▶ _EXERCISE BRIEF_
Give back the whole listing exactly as shown.

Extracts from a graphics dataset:
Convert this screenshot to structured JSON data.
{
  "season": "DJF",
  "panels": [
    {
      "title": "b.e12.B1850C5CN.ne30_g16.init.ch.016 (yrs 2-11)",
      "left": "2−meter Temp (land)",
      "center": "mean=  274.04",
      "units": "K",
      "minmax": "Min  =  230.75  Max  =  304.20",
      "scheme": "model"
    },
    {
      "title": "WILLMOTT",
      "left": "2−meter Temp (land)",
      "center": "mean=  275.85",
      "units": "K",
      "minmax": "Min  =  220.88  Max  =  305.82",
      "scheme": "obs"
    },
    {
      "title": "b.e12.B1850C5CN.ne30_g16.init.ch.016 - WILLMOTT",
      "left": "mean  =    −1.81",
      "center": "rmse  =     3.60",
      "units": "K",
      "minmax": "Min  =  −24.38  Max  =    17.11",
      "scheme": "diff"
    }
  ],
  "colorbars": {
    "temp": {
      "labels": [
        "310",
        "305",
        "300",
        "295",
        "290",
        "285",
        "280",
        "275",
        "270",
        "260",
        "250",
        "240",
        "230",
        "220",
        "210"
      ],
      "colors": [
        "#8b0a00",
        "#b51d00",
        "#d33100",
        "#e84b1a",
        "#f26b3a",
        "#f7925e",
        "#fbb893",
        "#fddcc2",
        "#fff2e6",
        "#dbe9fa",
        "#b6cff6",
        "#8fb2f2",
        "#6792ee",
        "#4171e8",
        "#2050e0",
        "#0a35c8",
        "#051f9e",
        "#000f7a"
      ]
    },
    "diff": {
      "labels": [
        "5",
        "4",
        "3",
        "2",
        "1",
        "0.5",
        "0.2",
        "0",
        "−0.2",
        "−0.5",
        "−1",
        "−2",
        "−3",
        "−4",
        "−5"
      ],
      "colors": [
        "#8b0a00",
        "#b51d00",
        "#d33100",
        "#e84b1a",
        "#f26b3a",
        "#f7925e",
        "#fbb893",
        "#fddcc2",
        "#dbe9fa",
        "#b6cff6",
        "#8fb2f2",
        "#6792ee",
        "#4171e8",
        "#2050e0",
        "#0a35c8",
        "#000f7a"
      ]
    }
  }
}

▶ _THE REPLY_
Convert this screenshot to structured JSON data.
{
  "season": "DJF",
  "panels": [
    {
      "title": "b.e12.B1850C5CN.ne30_g16.init.ch.016 (yrs 2-11)",
      "left": "2−meter Temp (land)",
      "center": "mean=  274.04",
      "units": "K",
      "minmax": "Min  =  230.75  Max  =  304.20",
      "scheme": "model"
    },
    {
      "title": "WILLMOTT",
      "left": "2−meter Temp (land)",
      "center": "mean=  275.85",
      "units": "K",
      "minmax": "Min  =  220.88  Max  =  305.82",
      "scheme": "obs"
    },
    {
      "title": "b.e12.B1850C5CN.ne30_g16.init.ch.016 - WILLMOTT",
      "left": "mean  =    −1.81",
      "center": "rmse  =     3.60",
      "units": "K",
      "minmax": "Min  =  −24.38  Max  =    17.11",
      "scheme": "diff"
    }
  ],
  "colorbars": {
    "temp": {
      "labels": [
        "310",
        "305",
        "300",
        "295",
        "290",
        "285",
        "280",
        "275",
        "270",
        "260",
        "250",
        "240",
        "230",
        "220",
        "210"
      ],
      "colors": [
        "#8b0a00",
        "#b51d00",
        "#d33100",
        "#e84b1a",
        "#f26b3a",
        "#f7925e",
        "#fbb893",
        "#fddcc2",
        "#fff2e6",
        "#dbe9fa",
        "#b6cff6",
        "#8fb2f2",
        "#6792ee",
        "#4171e8",
        "#2050e0",
        "#0a35c8",
        "#051f9e",
        "#000f7a"
      ]
    },
    "diff": {
      "labels": [
        "5",
        "4",
        "3",
        "2",
        "1",
        "0.5",
        "0.2",
        "0",
        "−0.2",
        "−0.5",
        "−1",
        "−2",
        "−3",
        "−4",
        "−5"
      ],
      "colors": [
        "#8b0a00",
        "#b51d00",
        "#d33100",
        "#e84b1a",
        "#f26b3a",
        "#f7925e",
        "#fbb893",
        "#fddcc2",
        "#dbe9fa",
        "#b6cff6",
        "#8fb2f2",
        "#6792ee",
        "#4171e8",
        "#2050e0",
        "#0a35c8",
        "#000f7a"
      ]
    }
  }
}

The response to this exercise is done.